**The task:**
Word for word, transcribe the lines below and drop the pictures.

..............................

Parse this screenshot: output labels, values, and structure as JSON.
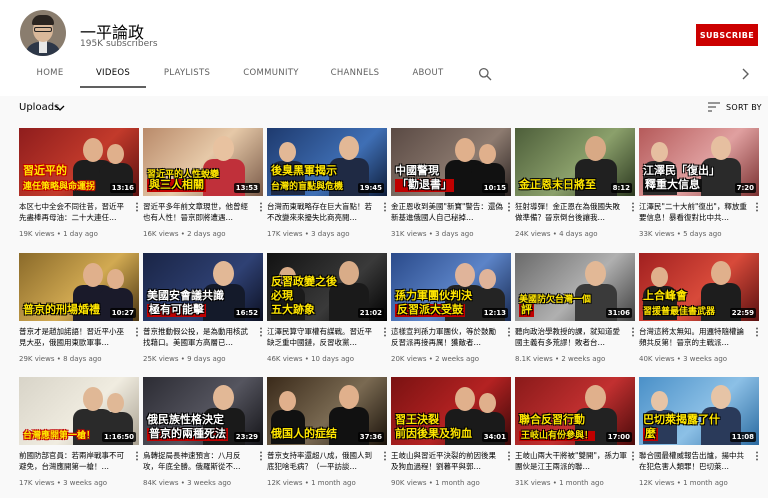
{
  "channel": {
    "name": "一平論政",
    "subscribers": "195K subscribers",
    "subscribe_label": "SUBSCRIBE"
  },
  "tabs": [
    {
      "label": "HOME",
      "active": false
    },
    {
      "label": "VIDEOS",
      "active": true
    },
    {
      "label": "PLAYLISTS",
      "active": false
    },
    {
      "label": "COMMUNITY",
      "active": false
    },
    {
      "label": "CHANNELS",
      "active": false
    },
    {
      "label": "ABOUT",
      "active": false
    }
  ],
  "icons": {
    "search": "search-icon",
    "next": "chevron-right-icon",
    "sort": "sort-icon",
    "uploads_dropdown": "chevron-down-icon",
    "more": "more-vert-icon"
  },
  "uploads_label": "Uploads",
  "sort_label": "SORT BY",
  "colors": {
    "subscribe": "#cc0000",
    "caption_yellow": "#ffe600",
    "caption_red": "#ff2020",
    "meta_text": "#606060"
  },
  "videos": [
    {
      "title": "本区七中全会不同往昔，習近平先盡棒再母油：二十大連任…",
      "views": "19K views",
      "age": "1 day ago",
      "duration": "13:16",
      "caption": [
        "習近平的",
        "連任策略與命運拐"
      ],
      "theme": "red"
    },
    {
      "title": "習近平多年前文章現世，他曾經也有人性！晉京即將遭遇…",
      "views": "16K views",
      "age": "2 days ago",
      "duration": "13:53",
      "caption": [
        "習近平的人性蛻變",
        "與三人相關"
      ],
      "theme": "warm"
    },
    {
      "title": "台灣而東戰略存在巨大盲點！若不改變來來擾失比商亮閱…",
      "views": "17K views",
      "age": "3 days ago",
      "duration": "19:45",
      "caption": [
        "後臭黑軍揭示",
        "台灣的盲點與危機"
      ],
      "theme": "blue"
    },
    {
      "title": "金正恩收到美國\"新寶\"警告：還偽新基進俄國人自己秘掉…",
      "views": "31K views",
      "age": "3 days ago",
      "duration": "10:15",
      "caption": [
        "中國警現",
        "「勸退書」"
      ],
      "theme": "dark"
    },
    {
      "title": "狂射導彈！金正恩在為俄國失敗做準備？晉京倒台後讓我…",
      "views": "24K views",
      "age": "4 days ago",
      "duration": "8:12",
      "caption": [
        "金正恩末日將至"
      ],
      "theme": "green"
    },
    {
      "title": "江澤民\"二十大前\"復出\"，釋放重要信息！暴看復對比中共…",
      "views": "33K views",
      "age": "5 days ago",
      "duration": "7:20",
      "caption": [
        "江澤民「復出」",
        "釋重大信息"
      ],
      "theme": "rose"
    },
    {
      "title": "普京才是趙加諾語！習近平小巫見大巫，俄國用東歐軍事…",
      "views": "29K views",
      "age": "8 days ago",
      "duration": "10:27",
      "caption": [
        "普京的刑場婚禮"
      ],
      "theme": "gold"
    },
    {
      "title": "普京推動假公投，是為動用核武找藉口。美國軍方高層已…",
      "views": "25K views",
      "age": "9 days ago",
      "duration": "16:52",
      "caption": [
        "美國安會議共識",
        "極有可能擊"
      ],
      "theme": "navy"
    },
    {
      "title": "江澤民算守軍權有謀戰。習近平缺乏重中國鏈，反習收黨…",
      "views": "46K views",
      "age": "10 days ago",
      "duration": "21:02",
      "caption": [
        "反習政變之後",
        "必現",
        "五大跡象"
      ],
      "theme": "black"
    },
    {
      "title": "這樣宣判孫力軍團伙，等於鼓勵反習派再接再厲！獲敵者…",
      "views": "20K views",
      "age": "2 weeks ago",
      "duration": "12:13",
      "caption": [
        "孫力軍團伙判決",
        "反習派大受鼓"
      ],
      "theme": "blue2"
    },
    {
      "title": "聽向政治學教授的課，就知道愛國主義有多荒謬！敗者台…",
      "views": "8.1K views",
      "age": "2 weeks ago",
      "duration": "31:06",
      "caption": [
        "美國防欠台灣一個",
        "評"
      ],
      "theme": "grey"
    },
    {
      "title": "台灣這將太無知。用邏特隨權論頻共反第！晉京的主戰派…",
      "views": "40K views",
      "age": "3 weeks ago",
      "duration": "22:59",
      "caption": [
        "上合峰會",
        "習援普最佳書武器"
      ],
      "theme": "red2"
    },
    {
      "title": "前國防部官員：若兩岸戰事不可避免，台灣應開第一槍！…",
      "views": "17K views",
      "age": "3 weeks ago",
      "duration": "1:16:50",
      "caption": [
        "台灣應開第一槍！"
      ],
      "theme": "light"
    },
    {
      "title": "烏轉捉局長神速預言：八月反攻，年底全勝。俄羅斯從不…",
      "views": "84K views",
      "age": "3 weeks ago",
      "duration": "23:29",
      "caption": [
        "俄民族性格決定",
        "普京的兩種死法"
      ],
      "theme": "dark2"
    },
    {
      "title": "普京支持率還超八成，俄國人到底犯啥毛病？（一平訪談…",
      "views": "12K views",
      "age": "1 month ago",
      "duration": "37:36",
      "caption": [
        "俄国人的症结"
      ],
      "theme": "gala"
    },
    {
      "title": "王岐山與習近平決裂的前因後果及狗血過程！劉暮平與郭…",
      "views": "90K views",
      "age": "1 month ago",
      "duration": "34:01",
      "caption": [
        "習王決裂",
        "前因後果及狗血"
      ],
      "theme": "red3"
    },
    {
      "title": "王岐山兩大干將被\"雙開\"，孫力軍團伙是江王兩派的聯…",
      "views": "31K views",
      "age": "1 month ago",
      "duration": "17:00",
      "caption": [
        "聯合反習行動",
        "王岐山有份參與！"
      ],
      "theme": "red4"
    },
    {
      "title": "聯合國最權威報告出爐，揚中共在犯危害人類罪！巴切萊…",
      "views": "12K views",
      "age": "1 month ago",
      "duration": "11:08",
      "caption": [
        "巴切萊揭露了什",
        "麼"
      ],
      "theme": "un"
    }
  ]
}
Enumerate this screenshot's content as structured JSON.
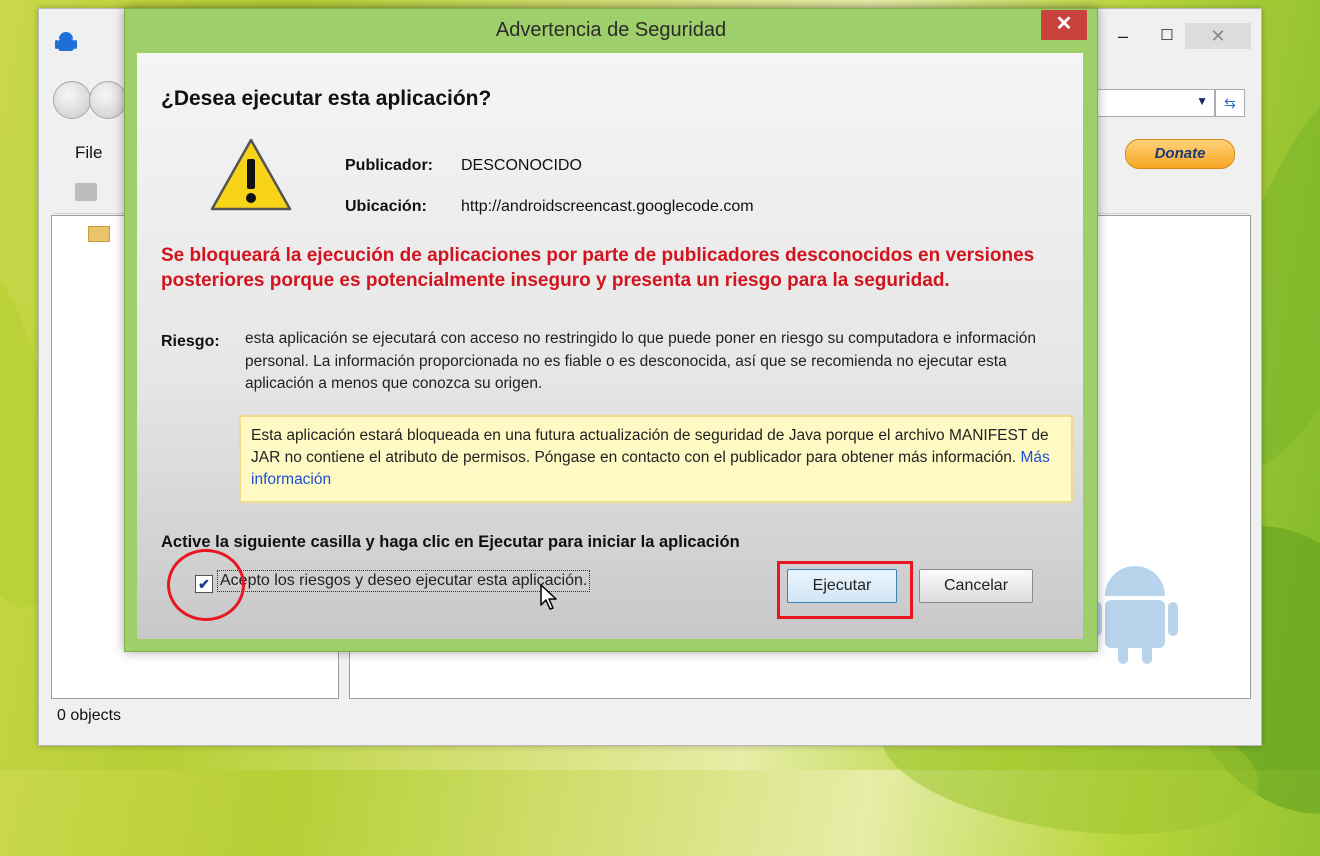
{
  "app": {
    "file_menu": "File",
    "donate_label": "Donate",
    "status": "0 objects",
    "window_controls": {
      "minimize": "–",
      "maximize": "☐",
      "close": "✕"
    }
  },
  "dialog": {
    "title": "Advertencia de Seguridad",
    "close_glyph": "✕",
    "question": "¿Desea ejecutar esta aplicación?",
    "publisher_label": "Publicador:",
    "publisher_value": "DESCONOCIDO",
    "location_label": "Ubicación:",
    "location_value": "http://androidscreencast.googlecode.com",
    "red_warning": "Se bloqueará la ejecución de aplicaciones por parte de publicadores desconocidos en versiones posteriores porque es potencialmente inseguro y presenta un riesgo para la seguridad.",
    "risk_label": "Riesgo:",
    "risk_text": "esta aplicación se ejecutará con acceso no restringido lo que puede poner en riesgo su computadora e información personal. La información proporcionada no es fiable o es desconocida, así que se recomienda no ejecutar esta aplicación a menos que conozca su origen.",
    "info_text": "Esta aplicación estará bloqueada en una futura actualización de seguridad de Java porque el archivo MANIFEST de JAR no contiene el atributo de permisos. Póngase en contacto con el publicador para obtener más información.",
    "info_link": "Más información",
    "instruction": "Active la siguiente casilla y haga clic en Ejecutar para iniciar la aplicación",
    "checkbox_label": "Acepto los riesgos y deseo ejecutar esta aplicación.",
    "checkbox_checked": true,
    "run_button": "Ejecutar",
    "cancel_button": "Cancelar"
  },
  "colors": {
    "warning_red": "#d2141f",
    "highlight_red": "#e8161f",
    "dialog_frame": "#9fcf6a",
    "link_blue": "#1a4fd6"
  }
}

..............................

**Answer to the task:**
Parse this screenshot: output labels, values, and structure as JSON.
{
  "channel": {
    "name": "一平論政",
    "subscribers": "195K subscribers",
    "subscribe_label": "SUBSCRIBE"
  },
  "tabs": [
    {
      "label": "HOME",
      "active": false
    },
    {
      "label": "VIDEOS",
      "active": true
    },
    {
      "label": "PLAYLISTS",
      "active": false
    },
    {
      "label": "COMMUNITY",
      "active": false
    },
    {
      "label": "CHANNELS",
      "active": false
    },
    {
      "label": "ABOUT",
      "active": false
    }
  ],
  "icons": {
    "search": "search-icon",
    "next": "chevron-right-icon",
    "sort": "sort-icon",
    "uploads_dropdown": "chevron-down-icon",
    "more": "more-vert-icon"
  },
  "uploads_label": "Uploads",
  "sort_label": "SORT BY",
  "colors": {
    "subscribe": "#cc0000",
    "caption_yellow": "#ffe600",
    "caption_red": "#ff2020",
    "meta_text": "#606060"
  },
  "videos": [
    {
      "title": "本区七中全会不同往昔，習近平先盡棒再母油：二十大連任…",
      "views": "19K views",
      "age": "1 day ago",
      "duration": "13:16",
      "caption": [
        "習近平的",
        "連任策略與命運拐"
      ],
      "theme": "red"
    },
    {
      "title": "習近平多年前文章現世，他曾經也有人性！晉京即將遭遇…",
      "views": "16K views",
      "age": "2 days ago",
      "duration": "13:53",
      "caption": [
        "習近平的人性蛻變",
        "與三人相關"
      ],
      "theme": "warm"
    },
    {
      "title": "台灣而東戰略存在巨大盲點！若不改變來來擾失比商亮閱…",
      "views": "17K views",
      "age": "3 days ago",
      "duration": "19:45",
      "caption": [
        "後臭黑軍揭示",
        "台灣的盲點與危機"
      ],
      "theme": "blue"
    },
    {
      "title": "金正恩收到美國\"新寶\"警告：還偽新基進俄國人自己秘掉…",
      "views": "31K views",
      "age": "3 days ago",
      "duration": "10:15",
      "caption": [
        "中國警現",
        "「勸退書」"
      ],
      "theme": "dark"
    },
    {
      "title": "狂射導彈！金正恩在為俄國失敗做準備？晉京倒台後讓我…",
      "views": "24K views",
      "age": "4 days ago",
      "duration": "8:12",
      "caption": [
        "金正恩末日將至"
      ],
      "theme": "green"
    },
    {
      "title": "江澤民\"二十大前\"復出\"，釋放重要信息！暴看復對比中共…",
      "views": "33K views",
      "age": "5 days ago",
      "duration": "7:20",
      "caption": [
        "江澤民「復出」",
        "釋重大信息"
      ],
      "theme": "rose"
    },
    {
      "title": "普京才是趙加諾語！習近平小巫見大巫，俄國用東歐軍事…",
      "views": "29K views",
      "age": "8 days ago",
      "duration": "10:27",
      "caption": [
        "普京的刑場婚禮"
      ],
      "theme": "gold"
    },
    {
      "title": "普京推動假公投，是為動用核武找藉口。美國軍方高層已…",
      "views": "25K views",
      "age": "9 days ago",
      "duration": "16:52",
      "caption": [
        "美國安會議共識",
        "極有可能擊"
      ],
      "theme": "navy"
    },
    {
      "title": "江澤民算守軍權有謀戰。習近平缺乏重中國鏈，反習收黨…",
      "views": "46K views",
      "age": "10 days ago",
      "duration": "21:02",
      "caption": [
        "反習政變之後",
        "必現",
        "五大跡象"
      ],
      "theme": "black"
    },
    {
      "title": "這樣宣判孫力軍團伙，等於鼓勵反習派再接再厲！獲敵者…",
      "views": "20K views",
      "age": "2 weeks ago",
      "duration": "12:13",
      "caption": [
        "孫力軍團伙判決",
        "反習派大受鼓"
      ],
      "theme": "blue2"
    },
    {
      "title": "聽向政治學教授的課，就知道愛國主義有多荒謬！敗者台…",
      "views": "8.1K views",
      "age": "2 weeks ago",
      "duration": "31:06",
      "caption": [
        "美國防欠台灣一個",
        "評"
      ],
      "theme": "grey"
    },
    {
      "title": "台灣這將太無知。用邏特隨權論頻共反第！晉京的主戰派…",
      "views": "40K views",
      "age": "3 weeks ago",
      "duration": "22:59",
      "caption": [
        "上合峰會",
        "習援普最佳書武器"
      ],
      "theme": "red2"
    },
    {
      "title": "前國防部官員：若兩岸戰事不可避免，台灣應開第一槍！…",
      "views": "17K views",
      "age": "3 weeks ago",
      "duration": "1:16:50",
      "caption": [
        "台灣應開第一槍！"
      ],
      "theme": "light"
    },
    {
      "title": "烏轉捉局長神速預言：八月反攻，年底全勝。俄羅斯從不…",
      "views": "84K views",
      "age": "3 weeks ago",
      "duration": "23:29",
      "caption": [
        "俄民族性格決定",
        "普京的兩種死法"
      ],
      "theme": "dark2"
    },
    {
      "title": "普京支持率還超八成，俄國人到底犯啥毛病？（一平訪談…",
      "views": "12K views",
      "age": "1 month ago",
      "duration": "37:36",
      "caption": [
        "俄国人的症结"
      ],
      "theme": "gala"
    },
    {
      "title": "王岐山與習近平決裂的前因後果及狗血過程！劉暮平與郭…",
      "views": "90K views",
      "age": "1 month ago",
      "duration": "34:01",
      "caption": [
        "習王決裂",
        "前因後果及狗血"
      ],
      "theme": "red3"
    },
    {
      "title": "王岐山兩大干將被\"雙開\"，孫力軍團伙是江王兩派的聯…",
      "views": "31K views",
      "age": "1 month ago",
      "duration": "17:00",
      "caption": [
        "聯合反習行動",
        "王岐山有份參與！"
      ],
      "theme": "red4"
    },
    {
      "title": "聯合國最權威報告出爐，揚中共在犯危害人類罪！巴切萊…",
      "views": "12K views",
      "age": "1 month ago",
      "duration": "11:08",
      "caption": [
        "巴切萊揭露了什",
        "麼"
      ],
      "theme": "un"
    }
  ]
}
Enumerate this screenshot's content as structured JSON.
{
  "app": {
    "file_menu": "File",
    "donate_label": "Donate",
    "status": "0 objects",
    "window_controls": {
      "minimize": "–",
      "maximize": "☐",
      "close": "✕"
    }
  },
  "dialog": {
    "title": "Advertencia de Seguridad",
    "close_glyph": "✕",
    "question": "¿Desea ejecutar esta aplicación?",
    "publisher_label": "Publicador:",
    "publisher_value": "DESCONOCIDO",
    "location_label": "Ubicación:",
    "location_value": "http://androidscreencast.googlecode.com",
    "red_warning": "Se bloqueará la ejecución de aplicaciones por parte de publicadores desconocidos en versiones posteriores porque es potencialmente inseguro y presenta un riesgo para la seguridad.",
    "risk_label": "Riesgo:",
    "risk_text": "esta aplicación se ejecutará con acceso no restringido lo que puede poner en riesgo su computadora e información personal. La información proporcionada no es fiable o es desconocida, así que se recomienda no ejecutar esta aplicación a menos que conozca su origen.",
    "info_text": "Esta aplicación estará bloqueada en una futura actualización de seguridad de Java porque el archivo MANIFEST de JAR no contiene el atributo de permisos. Póngase en contacto con el publicador para obtener más información.",
    "info_link": "Más información",
    "instruction": "Active la siguiente casilla y haga clic en Ejecutar para iniciar la aplicación",
    "checkbox_label": "Acepto los riesgos y deseo ejecutar esta aplicación.",
    "checkbox_checked": true,
    "run_button": "Ejecutar",
    "cancel_button": "Cancelar"
  },
  "colors": {
    "warning_red": "#d2141f",
    "highlight_red": "#e8161f",
    "dialog_frame": "#9fcf6a",
    "link_blue": "#1a4fd6"
  }
}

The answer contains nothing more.